GIVEN INSTRUCTION - Take the data below and repeat it exactly.

MATERIAL SHOWN -
========================================================================
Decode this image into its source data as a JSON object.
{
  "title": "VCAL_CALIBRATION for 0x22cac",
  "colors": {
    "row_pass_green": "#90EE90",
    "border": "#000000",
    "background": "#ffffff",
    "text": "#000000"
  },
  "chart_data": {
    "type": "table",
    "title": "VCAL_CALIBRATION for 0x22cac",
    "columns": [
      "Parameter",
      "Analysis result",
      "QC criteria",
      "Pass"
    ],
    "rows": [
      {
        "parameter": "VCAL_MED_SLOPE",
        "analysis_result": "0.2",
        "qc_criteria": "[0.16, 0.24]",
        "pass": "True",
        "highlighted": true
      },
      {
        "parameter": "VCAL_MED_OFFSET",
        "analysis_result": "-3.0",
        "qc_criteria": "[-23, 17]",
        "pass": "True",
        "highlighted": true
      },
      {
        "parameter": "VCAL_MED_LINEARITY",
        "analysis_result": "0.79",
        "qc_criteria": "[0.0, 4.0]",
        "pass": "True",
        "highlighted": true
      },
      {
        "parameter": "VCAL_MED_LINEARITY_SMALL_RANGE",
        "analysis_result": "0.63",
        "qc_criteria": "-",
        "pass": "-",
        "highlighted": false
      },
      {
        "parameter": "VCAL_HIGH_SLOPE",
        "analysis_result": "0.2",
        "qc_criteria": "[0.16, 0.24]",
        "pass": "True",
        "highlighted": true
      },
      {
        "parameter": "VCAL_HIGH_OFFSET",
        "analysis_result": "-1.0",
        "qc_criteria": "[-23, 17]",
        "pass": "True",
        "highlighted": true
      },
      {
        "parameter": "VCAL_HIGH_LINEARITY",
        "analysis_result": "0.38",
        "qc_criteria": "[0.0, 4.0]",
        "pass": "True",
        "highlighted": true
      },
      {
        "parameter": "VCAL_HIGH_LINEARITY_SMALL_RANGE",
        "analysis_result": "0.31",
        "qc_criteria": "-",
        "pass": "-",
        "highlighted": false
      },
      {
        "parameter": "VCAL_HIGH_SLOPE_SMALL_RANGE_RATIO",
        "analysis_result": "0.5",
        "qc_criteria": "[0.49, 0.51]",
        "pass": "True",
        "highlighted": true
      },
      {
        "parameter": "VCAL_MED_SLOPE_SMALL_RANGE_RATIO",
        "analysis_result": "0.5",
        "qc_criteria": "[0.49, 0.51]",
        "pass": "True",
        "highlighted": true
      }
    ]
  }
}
========================================================================
ANSWER TO THIS PROBLEM -
Decode this image into its source data as a JSON object.
{
  "title": "VCAL_CALIBRATION for 0x22cac",
  "colors": {
    "row_pass_green": "#90EE90",
    "border": "#000000",
    "background": "#ffffff",
    "text": "#000000"
  },
  "chart_data": {
    "type": "table",
    "title": "VCAL_CALIBRATION for 0x22cac",
    "columns": [
      "Parameter",
      "Analysis result",
      "QC criteria",
      "Pass"
    ],
    "rows": [
      {
        "parameter": "VCAL_MED_SLOPE",
        "analysis_result": "0.2",
        "qc_criteria": "[0.16, 0.24]",
        "pass": "True",
        "highlighted": true
      },
      {
        "parameter": "VCAL_MED_OFFSET",
        "analysis_result": "-3.0",
        "qc_criteria": "[-23, 17]",
        "pass": "True",
        "highlighted": true
      },
      {
        "parameter": "VCAL_MED_LINEARITY",
        "analysis_result": "0.79",
        "qc_criteria": "[0.0, 4.0]",
        "pass": "True",
        "highlighted": true
      },
      {
        "parameter": "VCAL_MED_LINEARITY_SMALL_RANGE",
        "analysis_result": "0.63",
        "qc_criteria": "-",
        "pass": "-",
        "highlighted": false
      },
      {
        "parameter": "VCAL_HIGH_SLOPE",
        "analysis_result": "0.2",
        "qc_criteria": "[0.16, 0.24]",
        "pass": "True",
        "highlighted": true
      },
      {
        "parameter": "VCAL_HIGH_OFFSET",
        "analysis_result": "-1.0",
        "qc_criteria": "[-23, 17]",
        "pass": "True",
        "highlighted": true
      },
      {
        "parameter": "VCAL_HIGH_LINEARITY",
        "analysis_result": "0.38",
        "qc_criteria": "[0.0, 4.0]",
        "pass": "True",
        "highlighted": true
      },
      {
        "parameter": "VCAL_HIGH_LINEARITY_SMALL_RANGE",
        "analysis_result": "0.31",
        "qc_criteria": "-",
        "pass": "-",
        "highlighted": false
      },
      {
        "parameter": "VCAL_HIGH_SLOPE_SMALL_RANGE_RATIO",
        "analysis_result": "0.5",
        "qc_criteria": "[0.49, 0.51]",
        "pass": "True",
        "highlighted": true
      },
      {
        "parameter": "VCAL_MED_SLOPE_SMALL_RANGE_RATIO",
        "analysis_result": "0.5",
        "qc_criteria": "[0.49, 0.51]",
        "pass": "True",
        "highlighted": true
      }
    ]
  }
}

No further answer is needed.